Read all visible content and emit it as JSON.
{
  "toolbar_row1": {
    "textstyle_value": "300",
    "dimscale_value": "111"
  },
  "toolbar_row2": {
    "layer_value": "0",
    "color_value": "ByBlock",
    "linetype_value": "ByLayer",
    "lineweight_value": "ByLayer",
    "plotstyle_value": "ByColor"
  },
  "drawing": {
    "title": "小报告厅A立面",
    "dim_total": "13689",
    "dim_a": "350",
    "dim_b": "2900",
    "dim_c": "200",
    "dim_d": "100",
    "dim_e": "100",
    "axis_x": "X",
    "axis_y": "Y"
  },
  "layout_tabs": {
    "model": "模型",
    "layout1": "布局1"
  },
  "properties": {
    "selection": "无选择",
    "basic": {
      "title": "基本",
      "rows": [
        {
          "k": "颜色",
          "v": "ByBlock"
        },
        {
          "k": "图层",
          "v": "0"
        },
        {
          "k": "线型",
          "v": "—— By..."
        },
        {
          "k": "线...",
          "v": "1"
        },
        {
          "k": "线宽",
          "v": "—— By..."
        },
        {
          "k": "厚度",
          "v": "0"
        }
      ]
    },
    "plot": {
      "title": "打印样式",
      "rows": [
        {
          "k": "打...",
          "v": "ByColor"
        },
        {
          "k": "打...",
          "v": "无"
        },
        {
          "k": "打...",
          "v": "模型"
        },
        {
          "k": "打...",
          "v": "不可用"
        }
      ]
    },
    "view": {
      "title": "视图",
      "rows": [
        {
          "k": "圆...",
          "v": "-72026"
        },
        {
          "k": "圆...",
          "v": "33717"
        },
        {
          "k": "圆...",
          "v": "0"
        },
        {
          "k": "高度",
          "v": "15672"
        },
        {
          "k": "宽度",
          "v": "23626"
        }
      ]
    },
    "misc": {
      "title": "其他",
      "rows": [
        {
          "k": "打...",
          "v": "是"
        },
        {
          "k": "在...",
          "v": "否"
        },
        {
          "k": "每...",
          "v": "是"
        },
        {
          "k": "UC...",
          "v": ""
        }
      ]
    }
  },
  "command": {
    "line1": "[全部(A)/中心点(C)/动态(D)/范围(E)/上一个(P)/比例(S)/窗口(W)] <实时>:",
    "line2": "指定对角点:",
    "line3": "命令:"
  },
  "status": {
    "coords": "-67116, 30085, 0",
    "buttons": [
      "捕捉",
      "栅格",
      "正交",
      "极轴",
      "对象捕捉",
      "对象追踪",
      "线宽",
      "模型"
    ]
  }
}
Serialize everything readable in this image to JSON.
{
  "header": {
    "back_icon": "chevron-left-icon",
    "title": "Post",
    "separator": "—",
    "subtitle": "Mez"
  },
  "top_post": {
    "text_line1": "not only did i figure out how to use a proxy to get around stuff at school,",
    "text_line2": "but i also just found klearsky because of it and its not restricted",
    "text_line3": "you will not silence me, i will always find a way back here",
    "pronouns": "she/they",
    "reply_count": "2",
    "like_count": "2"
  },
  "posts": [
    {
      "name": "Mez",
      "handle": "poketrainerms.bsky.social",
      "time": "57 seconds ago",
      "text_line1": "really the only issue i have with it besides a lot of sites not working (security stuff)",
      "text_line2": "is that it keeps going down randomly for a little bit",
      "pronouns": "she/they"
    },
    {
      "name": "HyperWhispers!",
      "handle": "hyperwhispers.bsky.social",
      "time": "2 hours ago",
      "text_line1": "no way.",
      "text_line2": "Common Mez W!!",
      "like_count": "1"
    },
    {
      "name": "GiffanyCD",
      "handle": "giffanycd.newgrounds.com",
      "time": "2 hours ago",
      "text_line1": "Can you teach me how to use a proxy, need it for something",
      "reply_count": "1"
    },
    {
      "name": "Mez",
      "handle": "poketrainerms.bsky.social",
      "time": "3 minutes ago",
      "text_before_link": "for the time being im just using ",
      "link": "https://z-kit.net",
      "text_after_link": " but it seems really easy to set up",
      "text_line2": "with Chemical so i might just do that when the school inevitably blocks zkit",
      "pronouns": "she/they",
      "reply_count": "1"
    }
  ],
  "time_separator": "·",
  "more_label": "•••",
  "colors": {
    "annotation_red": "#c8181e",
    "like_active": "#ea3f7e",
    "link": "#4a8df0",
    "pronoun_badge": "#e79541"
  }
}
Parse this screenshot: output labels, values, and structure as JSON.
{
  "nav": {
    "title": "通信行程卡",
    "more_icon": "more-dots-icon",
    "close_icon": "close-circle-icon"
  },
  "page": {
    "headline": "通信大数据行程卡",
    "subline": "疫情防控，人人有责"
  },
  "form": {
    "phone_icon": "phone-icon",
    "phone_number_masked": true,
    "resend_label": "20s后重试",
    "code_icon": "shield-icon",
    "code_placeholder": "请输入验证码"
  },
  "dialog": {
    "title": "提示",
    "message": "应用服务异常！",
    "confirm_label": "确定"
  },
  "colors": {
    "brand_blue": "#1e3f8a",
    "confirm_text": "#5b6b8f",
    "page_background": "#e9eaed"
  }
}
■ ■ ■ ■
> JOB:
Your task is to transcribe the listing above in full, exactly as given.

> EXERCISE RESULT:
Read all visible content and emit it as JSON.
{
  "toolbar_row1": {
    "textstyle_value": "300",
    "dimscale_value": "111"
  },
  "toolbar_row2": {
    "layer_value": "0",
    "color_value": "ByBlock",
    "linetype_value": "ByLayer",
    "lineweight_value": "ByLayer",
    "plotstyle_value": "ByColor"
  },
  "drawing": {
    "title": "小报告厅A立面",
    "dim_total": "13689",
    "dim_a": "350",
    "dim_b": "2900",
    "dim_c": "200",
    "dim_d": "100",
    "dim_e": "100",
    "axis_x": "X",
    "axis_y": "Y"
  },
  "layout_tabs": {
    "model": "模型",
    "layout1": "布局1"
  },
  "properties": {
    "selection": "无选择",
    "basic": {
      "title": "基本",
      "rows": [
        {
          "k": "颜色",
          "v": "ByBlock"
        },
        {
          "k": "图层",
          "v": "0"
        },
        {
          "k": "线型",
          "v": "—— By..."
        },
        {
          "k": "线...",
          "v": "1"
        },
        {
          "k": "线宽",
          "v": "—— By..."
        },
        {
          "k": "厚度",
          "v": "0"
        }
      ]
    },
    "plot": {
      "title": "打印样式",
      "rows": [
        {
          "k": "打...",
          "v": "ByColor"
        },
        {
          "k": "打...",
          "v": "无"
        },
        {
          "k": "打...",
          "v": "模型"
        },
        {
          "k": "打...",
          "v": "不可用"
        }
      ]
    },
    "view": {
      "title": "视图",
      "rows": [
        {
          "k": "圆...",
          "v": "-72026"
        },
        {
          "k": "圆...",
          "v": "33717"
        },
        {
          "k": "圆...",
          "v": "0"
        },
        {
          "k": "高度",
          "v": "15672"
        },
        {
          "k": "宽度",
          "v": "23626"
        }
      ]
    },
    "misc": {
      "title": "其他",
      "rows": [
        {
          "k": "打...",
          "v": "是"
        },
        {
          "k": "在...",
          "v": "否"
        },
        {
          "k": "每...",
          "v": "是"
        },
        {
          "k": "UC...",
          "v": ""
        }
      ]
    }
  },
  "command": {
    "line1": "[全部(A)/中心点(C)/动态(D)/范围(E)/上一个(P)/比例(S)/窗口(W)] <实时>:",
    "line2": "指定对角点:",
    "line3": "命令:"
  },
  "status": {
    "coords": "-67116, 30085, 0",
    "buttons": [
      "捕捉",
      "栅格",
      "正交",
      "极轴",
      "对象捕捉",
      "对象追踪",
      "线宽",
      "模型"
    ]
  }
}
Serialize everything readable in this image to JSON.
{
  "header": {
    "back_icon": "chevron-left-icon",
    "title": "Post",
    "separator": "—",
    "subtitle": "Mez"
  },
  "top_post": {
    "text_line1": "not only did i figure out how to use a proxy to get around stuff at school,",
    "text_line2": "but i also just found klearsky because of it and its not restricted",
    "text_line3": "you will not silence me, i will always find a way back here",
    "pronouns": "she/they",
    "reply_count": "2",
    "like_count": "2"
  },
  "posts": [
    {
      "name": "Mez",
      "handle": "poketrainerms.bsky.social",
      "time": "57 seconds ago",
      "text_line1": "really the only issue i have with it besides a lot of sites not working (security stuff)",
      "text_line2": "is that it keeps going down randomly for a little bit",
      "pronouns": "she/they"
    },
    {
      "name": "HyperWhispers!",
      "handle": "hyperwhispers.bsky.social",
      "time": "2 hours ago",
      "text_line1": "no way.",
      "text_line2": "Common Mez W!!",
      "like_count": "1"
    },
    {
      "name": "GiffanyCD",
      "handle": "giffanycd.newgrounds.com",
      "time": "2 hours ago",
      "text_line1": "Can you teach me how to use a proxy, need it for something",
      "reply_count": "1"
    },
    {
      "name": "Mez",
      "handle": "poketrainerms.bsky.social",
      "time": "3 minutes ago",
      "text_before_link": "for the time being im just using ",
      "link": "https://z-kit.net",
      "text_after_link": " but it seems really easy to set up",
      "text_line2": "with Chemical so i might just do that when the school inevitably blocks zkit",
      "pronouns": "she/they",
      "reply_count": "1"
    }
  ],
  "time_separator": "·",
  "more_label": "•••",
  "colors": {
    "annotation_red": "#c8181e",
    "like_active": "#ea3f7e",
    "link": "#4a8df0",
    "pronoun_badge": "#e79541"
  }
}
Parse this screenshot: output labels, values, and structure as JSON.
{
  "nav": {
    "title": "通信行程卡",
    "more_icon": "more-dots-icon",
    "close_icon": "close-circle-icon"
  },
  "page": {
    "headline": "通信大数据行程卡",
    "subline": "疫情防控，人人有责"
  },
  "form": {
    "phone_icon": "phone-icon",
    "phone_number_masked": true,
    "resend_label": "20s后重试",
    "code_icon": "shield-icon",
    "code_placeholder": "请输入验证码"
  },
  "dialog": {
    "title": "提示",
    "message": "应用服务异常！",
    "confirm_label": "确定"
  },
  "colors": {
    "brand_blue": "#1e3f8a",
    "confirm_text": "#5b6b8f",
    "page_background": "#e9eaed"
  }
}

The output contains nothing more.